Fragmento seleccionado:
58,89 años de salario neto para comprar 60 m² en Madrid: el dato que desnuda la desconexión entre renta del trabajo y vivienda
Un trabajador madrileño necesitaría 58,89 años de su salario neto íntegro para comprar una vivienda de 60 metros cuadrados. Traducido: si empieza a trabajar a los 22 años, sin gastar un euro, sin comer, sin alquiler, sin hijos, sin ocio, podría firmar la hipoteca a los 81. El dato, publicado en octubre de 2025 por El Economista, ha reabierto el debate sobre la viabilidad del acceso a la vivienda en la capital.

Material proporcionado:

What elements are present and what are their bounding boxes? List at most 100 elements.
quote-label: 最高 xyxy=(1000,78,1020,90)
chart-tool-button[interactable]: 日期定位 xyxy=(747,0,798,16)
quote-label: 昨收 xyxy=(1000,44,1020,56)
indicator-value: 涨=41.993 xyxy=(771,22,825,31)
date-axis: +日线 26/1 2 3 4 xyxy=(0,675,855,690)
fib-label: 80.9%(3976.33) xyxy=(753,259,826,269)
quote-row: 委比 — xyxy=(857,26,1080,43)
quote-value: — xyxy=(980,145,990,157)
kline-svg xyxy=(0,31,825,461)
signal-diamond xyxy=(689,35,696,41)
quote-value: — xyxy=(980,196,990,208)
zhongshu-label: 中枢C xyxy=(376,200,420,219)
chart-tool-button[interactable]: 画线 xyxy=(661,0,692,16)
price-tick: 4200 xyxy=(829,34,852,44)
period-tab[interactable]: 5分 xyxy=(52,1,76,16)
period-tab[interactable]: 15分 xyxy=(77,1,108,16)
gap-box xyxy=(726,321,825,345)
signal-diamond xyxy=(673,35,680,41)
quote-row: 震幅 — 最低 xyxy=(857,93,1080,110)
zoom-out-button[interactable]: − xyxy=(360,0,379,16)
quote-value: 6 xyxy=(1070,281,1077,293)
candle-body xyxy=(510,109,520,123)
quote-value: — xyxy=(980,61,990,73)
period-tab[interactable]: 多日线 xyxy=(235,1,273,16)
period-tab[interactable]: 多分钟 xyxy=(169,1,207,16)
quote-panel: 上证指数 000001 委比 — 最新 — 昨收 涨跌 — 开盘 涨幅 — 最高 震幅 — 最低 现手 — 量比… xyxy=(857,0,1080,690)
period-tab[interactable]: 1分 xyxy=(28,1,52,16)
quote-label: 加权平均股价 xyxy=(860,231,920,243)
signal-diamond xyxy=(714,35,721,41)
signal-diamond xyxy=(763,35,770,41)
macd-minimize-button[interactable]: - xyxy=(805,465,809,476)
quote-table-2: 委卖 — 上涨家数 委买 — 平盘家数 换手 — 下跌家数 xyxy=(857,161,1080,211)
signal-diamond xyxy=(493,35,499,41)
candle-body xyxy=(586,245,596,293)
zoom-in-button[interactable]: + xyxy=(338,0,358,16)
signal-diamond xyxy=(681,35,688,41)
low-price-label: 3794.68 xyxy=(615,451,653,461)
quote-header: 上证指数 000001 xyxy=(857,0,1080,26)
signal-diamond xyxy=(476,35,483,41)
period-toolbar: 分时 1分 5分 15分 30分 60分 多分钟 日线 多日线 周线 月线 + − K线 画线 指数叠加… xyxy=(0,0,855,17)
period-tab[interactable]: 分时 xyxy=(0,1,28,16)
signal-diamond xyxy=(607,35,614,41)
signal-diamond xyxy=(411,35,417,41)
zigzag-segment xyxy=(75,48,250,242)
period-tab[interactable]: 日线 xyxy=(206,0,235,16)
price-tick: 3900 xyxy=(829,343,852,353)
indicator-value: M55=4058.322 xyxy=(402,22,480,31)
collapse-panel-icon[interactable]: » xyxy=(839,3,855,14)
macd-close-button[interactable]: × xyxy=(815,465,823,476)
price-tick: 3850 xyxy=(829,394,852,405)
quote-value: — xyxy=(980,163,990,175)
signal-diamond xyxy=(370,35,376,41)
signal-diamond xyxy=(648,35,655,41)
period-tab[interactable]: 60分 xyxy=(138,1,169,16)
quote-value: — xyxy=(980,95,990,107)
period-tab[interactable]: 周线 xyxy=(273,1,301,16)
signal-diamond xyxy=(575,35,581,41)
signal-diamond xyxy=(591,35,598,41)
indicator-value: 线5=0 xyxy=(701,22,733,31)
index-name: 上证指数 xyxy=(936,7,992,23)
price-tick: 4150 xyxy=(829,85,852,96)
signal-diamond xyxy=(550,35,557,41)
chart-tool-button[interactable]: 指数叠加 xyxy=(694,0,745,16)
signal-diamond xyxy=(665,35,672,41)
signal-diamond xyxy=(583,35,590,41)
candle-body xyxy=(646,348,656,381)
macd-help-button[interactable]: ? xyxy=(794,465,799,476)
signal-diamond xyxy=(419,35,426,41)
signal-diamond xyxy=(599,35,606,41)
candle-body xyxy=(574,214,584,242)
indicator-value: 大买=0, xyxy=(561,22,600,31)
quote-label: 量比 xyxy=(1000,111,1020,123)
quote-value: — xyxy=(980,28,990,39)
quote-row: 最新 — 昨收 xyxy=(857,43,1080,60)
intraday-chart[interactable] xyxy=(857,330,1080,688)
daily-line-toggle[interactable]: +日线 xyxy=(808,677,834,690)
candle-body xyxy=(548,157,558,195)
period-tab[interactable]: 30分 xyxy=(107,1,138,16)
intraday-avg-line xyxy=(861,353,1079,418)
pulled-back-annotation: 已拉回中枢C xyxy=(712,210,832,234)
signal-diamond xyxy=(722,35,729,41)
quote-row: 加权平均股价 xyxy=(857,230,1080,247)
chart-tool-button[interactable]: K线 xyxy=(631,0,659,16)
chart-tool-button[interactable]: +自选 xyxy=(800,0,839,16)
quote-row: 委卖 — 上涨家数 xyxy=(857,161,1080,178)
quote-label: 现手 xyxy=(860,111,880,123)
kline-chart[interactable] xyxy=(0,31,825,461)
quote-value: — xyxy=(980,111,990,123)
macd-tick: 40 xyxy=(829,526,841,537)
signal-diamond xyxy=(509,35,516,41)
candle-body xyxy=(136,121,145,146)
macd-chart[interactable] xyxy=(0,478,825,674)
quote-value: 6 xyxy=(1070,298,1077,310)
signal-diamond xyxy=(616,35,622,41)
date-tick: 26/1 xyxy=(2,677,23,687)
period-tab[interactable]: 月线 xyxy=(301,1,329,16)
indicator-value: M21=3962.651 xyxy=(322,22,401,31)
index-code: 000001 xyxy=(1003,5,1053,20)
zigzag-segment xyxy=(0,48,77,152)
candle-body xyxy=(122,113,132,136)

Qué se pide:
Devuelve de forma literal el pasaje del texto sobre la vivienda en Madrid que empieza en "58,89 años de salario" y termina en "en la capital.".

Respuesta esperada:
58,89 años de salario neto para comprar 60 m² en Madrid: el dato que desnuda la desconexión entre renta del trabajo y vivienda
Un trabajador madrileño necesitaría 58,89 años de su salario neto íntegro para comprar una vivienda de 60 metros cuadrados. Traducido: si empieza a trabajar a los 22 años, sin gastar un euro, sin comer, sin alquiler, sin hijos, sin ocio, podría firmar la hipoteca a los 81. El dato, publicado en octubre de 2025 por El Economista, ha reabierto el debate sobre la viabilidad del acceso a la vivienda en la capital.